▶ [Task requirements]
Word for word, quote all of the material, omitting the pictures.

▶ [Provided data]

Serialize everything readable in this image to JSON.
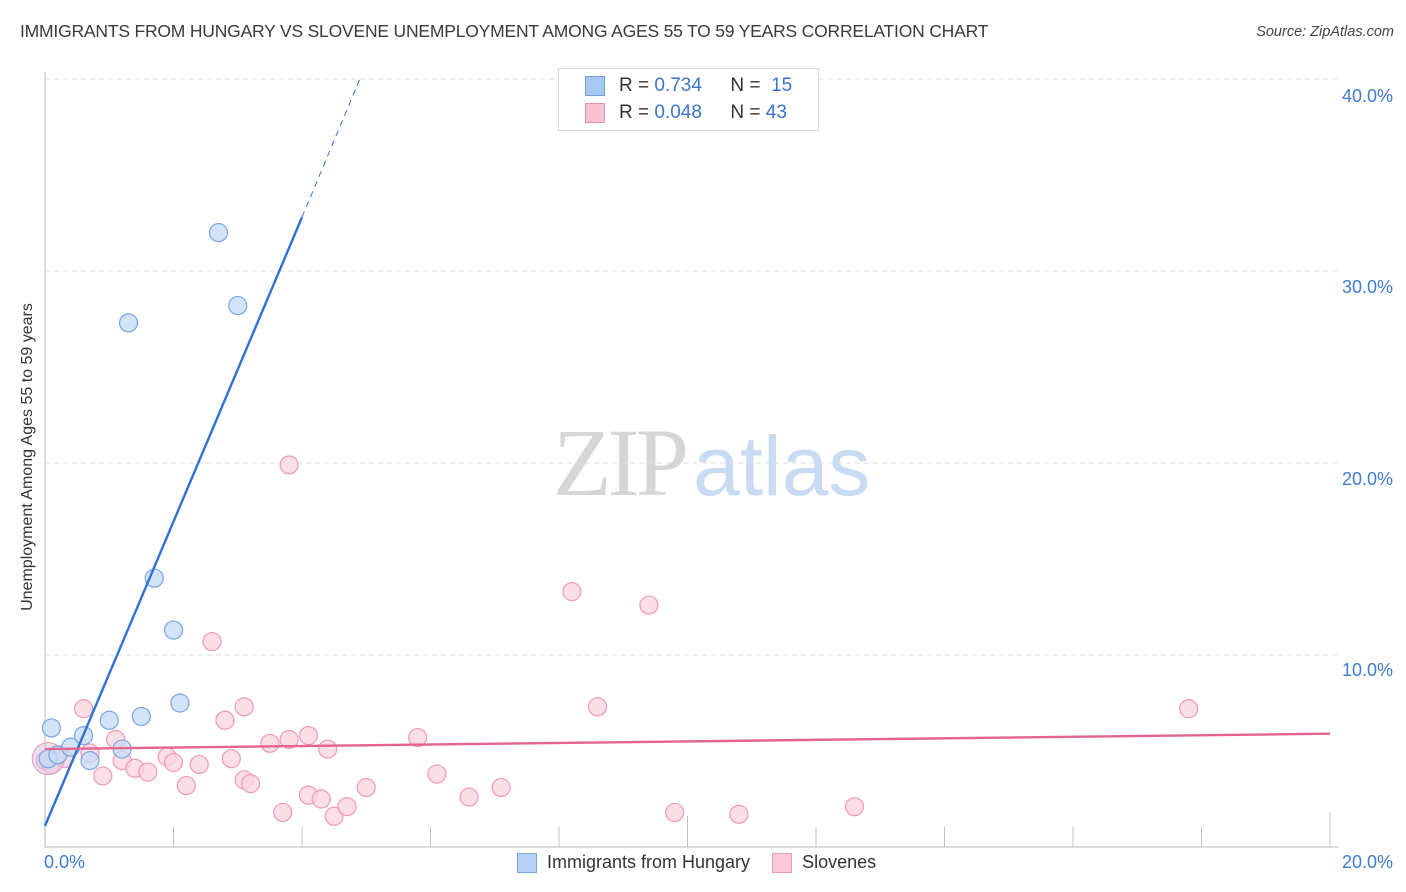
{
  "header": {
    "title": "IMMIGRANTS FROM HUNGARY VS SLOVENE UNEMPLOYMENT AMONG AGES 55 TO 59 YEARS CORRELATION CHART",
    "source": "Source: ZipAtlas.com"
  },
  "watermark": {
    "zip": "ZIP",
    "atlas": "atlas"
  },
  "legend": {
    "rows": [
      {
        "r_label": "R =",
        "r_value": "0.734",
        "n_label": "N =",
        "n_value": "15",
        "color": "#a8c8f0",
        "border": "#6f9fe0"
      },
      {
        "r_label": "R =",
        "r_value": "0.048",
        "n_label": "N =",
        "n_value": "43",
        "color": "#f9c3d3",
        "border": "#ea8fab"
      }
    ]
  },
  "bottom_legend": [
    {
      "label": "Immigrants from Hungary",
      "color": "#b9d3f4",
      "border": "#7ba6e0"
    },
    {
      "label": "Slovenes",
      "color": "#fbcad8",
      "border": "#ec9ab3"
    }
  ],
  "axes": {
    "y_label": "Unemployment Among Ages 55 to 59 years",
    "y_ticks": [
      "40.0%",
      "30.0%",
      "20.0%",
      "10.0%"
    ],
    "x_ticks": [
      "0.0%",
      "20.0%"
    ]
  },
  "colors": {
    "blue_line": "#2f72d4",
    "pink_line": "#e5638f",
    "blue_fill": "#c5dbf6",
    "blue_stroke": "#7aa4e2",
    "pink_fill": "#fbd3df",
    "pink_stroke": "#ee9ab4",
    "grid": "#dddddd"
  },
  "chart_data": {
    "type": "scatter",
    "title": "IMMIGRANTS FROM HUNGARY VS SLOVENE UNEMPLOYMENT AMONG AGES 55 TO 59 YEARS CORRELATION CHART",
    "xlabel": "",
    "ylabel": "Unemployment Among Ages 55 to 59 years",
    "xlim": [
      0,
      20
    ],
    "ylim": [
      0,
      40
    ],
    "x_tick_labels": [
      "0.0%",
      "20.0%"
    ],
    "y_tick_labels": [
      "10.0%",
      "20.0%",
      "30.0%",
      "40.0%"
    ],
    "grid": true,
    "legend_position": "top-center and bottom",
    "series": [
      {
        "name": "Immigrants from Hungary",
        "R": 0.734,
        "N": 15,
        "points": [
          [
            0.05,
            4.6
          ],
          [
            0.2,
            4.8
          ],
          [
            0.4,
            5.2
          ],
          [
            0.6,
            5.8
          ],
          [
            0.7,
            4.5
          ],
          [
            1.0,
            6.6
          ],
          [
            1.2,
            5.1
          ],
          [
            1.5,
            6.8
          ],
          [
            1.7,
            14.0
          ],
          [
            2.0,
            11.3
          ],
          [
            2.1,
            7.5
          ],
          [
            1.3,
            27.3
          ],
          [
            2.7,
            32.0
          ],
          [
            3.0,
            28.2
          ],
          [
            0.1,
            6.2
          ]
        ],
        "trend": {
          "x0": 0.0,
          "y0": 1.1,
          "x1": 4.0,
          "y1": 32.8,
          "dashed_to": [
            4.9,
            40.0
          ]
        }
      },
      {
        "name": "Slovenes",
        "R": 0.048,
        "N": 43,
        "points": [
          [
            0.0,
            4.5
          ],
          [
            0.1,
            4.3
          ],
          [
            0.3,
            4.6
          ],
          [
            0.6,
            7.2
          ],
          [
            0.7,
            4.9
          ],
          [
            0.9,
            3.7
          ],
          [
            1.1,
            5.6
          ],
          [
            1.2,
            4.5
          ],
          [
            1.4,
            4.1
          ],
          [
            1.6,
            3.9
          ],
          [
            1.9,
            4.7
          ],
          [
            2.0,
            4.4
          ],
          [
            2.2,
            3.2
          ],
          [
            2.4,
            4.3
          ],
          [
            2.6,
            10.7
          ],
          [
            2.8,
            6.6
          ],
          [
            2.9,
            4.6
          ],
          [
            3.1,
            7.3
          ],
          [
            3.1,
            3.5
          ],
          [
            3.2,
            3.3
          ],
          [
            3.5,
            5.4
          ],
          [
            3.8,
            5.6
          ],
          [
            3.7,
            1.8
          ],
          [
            4.1,
            5.8
          ],
          [
            4.1,
            2.7
          ],
          [
            4.3,
            2.5
          ],
          [
            4.4,
            5.1
          ],
          [
            4.5,
            1.6
          ],
          [
            4.7,
            2.1
          ],
          [
            5.0,
            3.1
          ],
          [
            3.8,
            19.9
          ],
          [
            5.8,
            5.7
          ],
          [
            6.1,
            3.8
          ],
          [
            6.6,
            2.6
          ],
          [
            7.1,
            3.1
          ],
          [
            8.2,
            13.3
          ],
          [
            8.6,
            7.3
          ],
          [
            9.4,
            12.6
          ],
          [
            9.8,
            1.8
          ],
          [
            10.8,
            1.7
          ],
          [
            12.6,
            2.1
          ],
          [
            17.8,
            7.2
          ],
          [
            0.2,
            4.8
          ]
        ],
        "trend": {
          "x0": 0.0,
          "y0": 5.1,
          "x1": 20.0,
          "y1": 5.9
        }
      }
    ]
  }
}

▶ [Result of this task]
Serialize everything readable in this image to JSON.
{
  "header": {
    "title": "IMMIGRANTS FROM HUNGARY VS SLOVENE UNEMPLOYMENT AMONG AGES 55 TO 59 YEARS CORRELATION CHART",
    "source": "Source: ZipAtlas.com"
  },
  "watermark": {
    "zip": "ZIP",
    "atlas": "atlas"
  },
  "legend": {
    "rows": [
      {
        "r_label": "R =",
        "r_value": "0.734",
        "n_label": "N =",
        "n_value": "15",
        "color": "#a8c8f0",
        "border": "#6f9fe0"
      },
      {
        "r_label": "R =",
        "r_value": "0.048",
        "n_label": "N =",
        "n_value": "43",
        "color": "#f9c3d3",
        "border": "#ea8fab"
      }
    ]
  },
  "bottom_legend": [
    {
      "label": "Immigrants from Hungary",
      "color": "#b9d3f4",
      "border": "#7ba6e0"
    },
    {
      "label": "Slovenes",
      "color": "#fbcad8",
      "border": "#ec9ab3"
    }
  ],
  "axes": {
    "y_label": "Unemployment Among Ages 55 to 59 years",
    "y_ticks": [
      "40.0%",
      "30.0%",
      "20.0%",
      "10.0%"
    ],
    "x_ticks": [
      "0.0%",
      "20.0%"
    ]
  },
  "colors": {
    "blue_line": "#2f72d4",
    "pink_line": "#e5638f",
    "blue_fill": "#c5dbf6",
    "blue_stroke": "#7aa4e2",
    "pink_fill": "#fbd3df",
    "pink_stroke": "#ee9ab4",
    "grid": "#dddddd"
  },
  "chart_data": {
    "type": "scatter",
    "title": "IMMIGRANTS FROM HUNGARY VS SLOVENE UNEMPLOYMENT AMONG AGES 55 TO 59 YEARS CORRELATION CHART",
    "xlabel": "",
    "ylabel": "Unemployment Among Ages 55 to 59 years",
    "xlim": [
      0,
      20
    ],
    "ylim": [
      0,
      40
    ],
    "x_tick_labels": [
      "0.0%",
      "20.0%"
    ],
    "y_tick_labels": [
      "10.0%",
      "20.0%",
      "30.0%",
      "40.0%"
    ],
    "grid": true,
    "legend_position": "top-center and bottom",
    "series": [
      {
        "name": "Immigrants from Hungary",
        "R": 0.734,
        "N": 15,
        "points": [
          [
            0.05,
            4.6
          ],
          [
            0.2,
            4.8
          ],
          [
            0.4,
            5.2
          ],
          [
            0.6,
            5.8
          ],
          [
            0.7,
            4.5
          ],
          [
            1.0,
            6.6
          ],
          [
            1.2,
            5.1
          ],
          [
            1.5,
            6.8
          ],
          [
            1.7,
            14.0
          ],
          [
            2.0,
            11.3
          ],
          [
            2.1,
            7.5
          ],
          [
            1.3,
            27.3
          ],
          [
            2.7,
            32.0
          ],
          [
            3.0,
            28.2
          ],
          [
            0.1,
            6.2
          ]
        ],
        "trend": {
          "x0": 0.0,
          "y0": 1.1,
          "x1": 4.0,
          "y1": 32.8,
          "dashed_to": [
            4.9,
            40.0
          ]
        }
      },
      {
        "name": "Slovenes",
        "R": 0.048,
        "N": 43,
        "points": [
          [
            0.0,
            4.5
          ],
          [
            0.1,
            4.3
          ],
          [
            0.3,
            4.6
          ],
          [
            0.6,
            7.2
          ],
          [
            0.7,
            4.9
          ],
          [
            0.9,
            3.7
          ],
          [
            1.1,
            5.6
          ],
          [
            1.2,
            4.5
          ],
          [
            1.4,
            4.1
          ],
          [
            1.6,
            3.9
          ],
          [
            1.9,
            4.7
          ],
          [
            2.0,
            4.4
          ],
          [
            2.2,
            3.2
          ],
          [
            2.4,
            4.3
          ],
          [
            2.6,
            10.7
          ],
          [
            2.8,
            6.6
          ],
          [
            2.9,
            4.6
          ],
          [
            3.1,
            7.3
          ],
          [
            3.1,
            3.5
          ],
          [
            3.2,
            3.3
          ],
          [
            3.5,
            5.4
          ],
          [
            3.8,
            5.6
          ],
          [
            3.7,
            1.8
          ],
          [
            4.1,
            5.8
          ],
          [
            4.1,
            2.7
          ],
          [
            4.3,
            2.5
          ],
          [
            4.4,
            5.1
          ],
          [
            4.5,
            1.6
          ],
          [
            4.7,
            2.1
          ],
          [
            5.0,
            3.1
          ],
          [
            3.8,
            19.9
          ],
          [
            5.8,
            5.7
          ],
          [
            6.1,
            3.8
          ],
          [
            6.6,
            2.6
          ],
          [
            7.1,
            3.1
          ],
          [
            8.2,
            13.3
          ],
          [
            8.6,
            7.3
          ],
          [
            9.4,
            12.6
          ],
          [
            9.8,
            1.8
          ],
          [
            10.8,
            1.7
          ],
          [
            12.6,
            2.1
          ],
          [
            17.8,
            7.2
          ],
          [
            0.2,
            4.8
          ]
        ],
        "trend": {
          "x0": 0.0,
          "y0": 5.1,
          "x1": 20.0,
          "y1": 5.9
        }
      }
    ]
  }
}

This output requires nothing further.